- _Job_: Return the entries below in their exact form, leaving the pictures out.

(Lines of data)

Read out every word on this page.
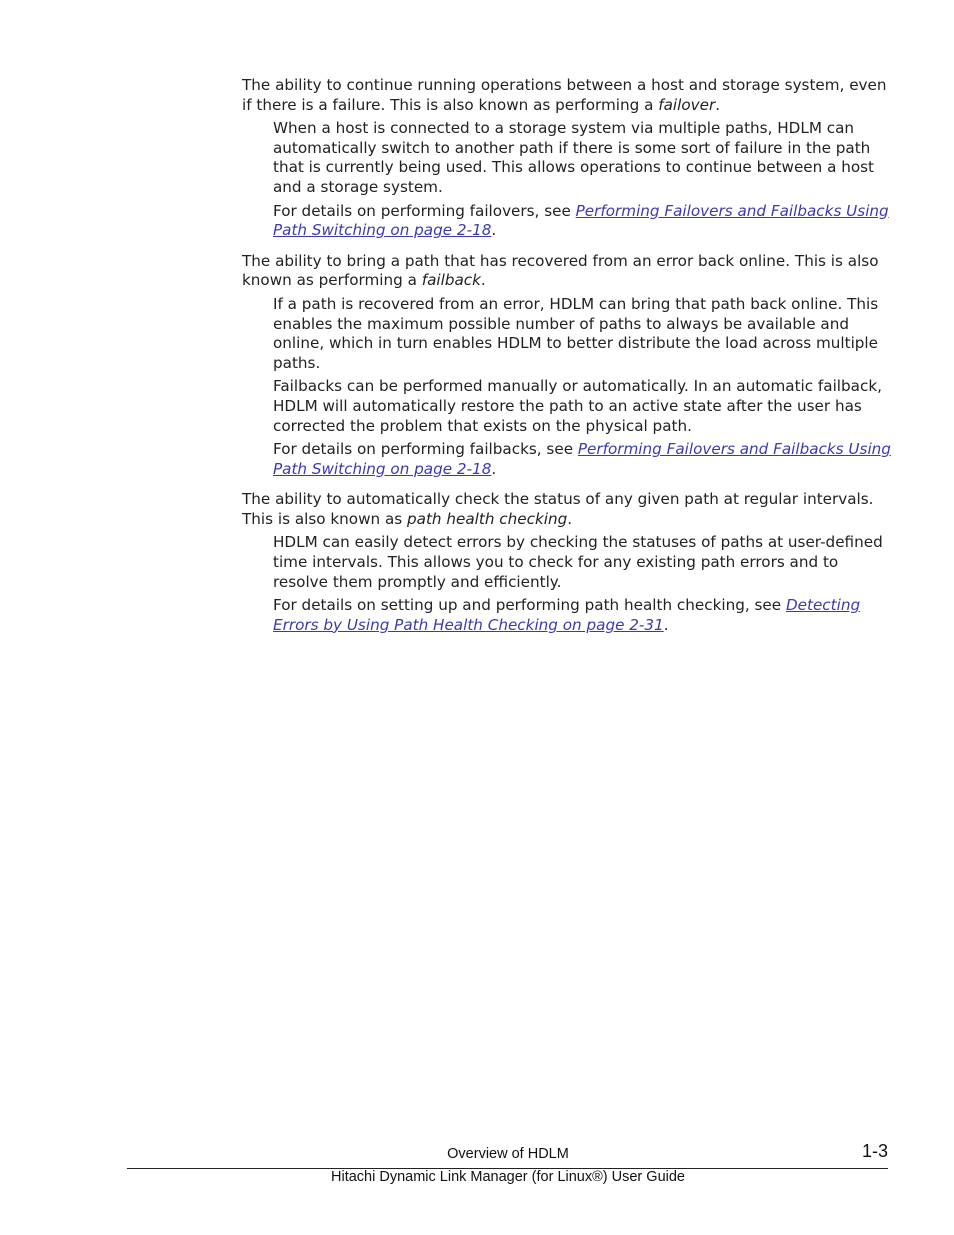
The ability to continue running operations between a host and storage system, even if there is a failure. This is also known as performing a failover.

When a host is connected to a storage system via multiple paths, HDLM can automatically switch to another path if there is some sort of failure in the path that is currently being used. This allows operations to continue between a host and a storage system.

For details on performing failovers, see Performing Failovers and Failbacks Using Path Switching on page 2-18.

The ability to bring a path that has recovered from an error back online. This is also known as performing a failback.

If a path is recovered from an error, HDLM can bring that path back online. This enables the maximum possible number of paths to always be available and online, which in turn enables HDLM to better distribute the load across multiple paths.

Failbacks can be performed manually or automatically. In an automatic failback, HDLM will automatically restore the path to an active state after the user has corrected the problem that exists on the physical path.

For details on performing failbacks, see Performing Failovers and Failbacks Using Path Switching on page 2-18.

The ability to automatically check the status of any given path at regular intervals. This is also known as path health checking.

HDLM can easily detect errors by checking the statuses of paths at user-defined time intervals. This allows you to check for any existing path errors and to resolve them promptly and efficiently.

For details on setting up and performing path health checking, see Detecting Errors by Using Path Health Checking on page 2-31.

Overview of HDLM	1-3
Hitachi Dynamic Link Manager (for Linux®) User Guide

- _Finished exercise_:
Read out every word on this page.
The ability to continue running operations between a host and storage system, even if there is a failure. This is also known as performing a failover.

When a host is connected to a storage system via multiple paths, HDLM can automatically switch to another path if there is some sort of failure in the path that is currently being used. This allows operations to continue between a host and a storage system.

For details on performing failovers, see Performing Failovers and Failbacks Using Path Switching on page 2-18.

The ability to bring a path that has recovered from an error back online. This is also known as performing a failback.

If a path is recovered from an error, HDLM can bring that path back online. This enables the maximum possible number of paths to always be available and online, which in turn enables HDLM to better distribute the load across multiple paths.

Failbacks can be performed manually or automatically. In an automatic failback, HDLM will automatically restore the path to an active state after the user has corrected the problem that exists on the physical path.

For details on performing failbacks, see Performing Failovers and Failbacks Using Path Switching on page 2-18.

The ability to automatically check the status of any given path at regular intervals. This is also known as path health checking.

HDLM can easily detect errors by checking the statuses of paths at user-defined time intervals. This allows you to check for any existing path errors and to resolve them promptly and efficiently.

For details on setting up and performing path health checking, see Detecting Errors by Using Path Health Checking on page 2-31.

Overview of HDLM	1-3
Hitachi Dynamic Link Manager (for Linux®) User Guide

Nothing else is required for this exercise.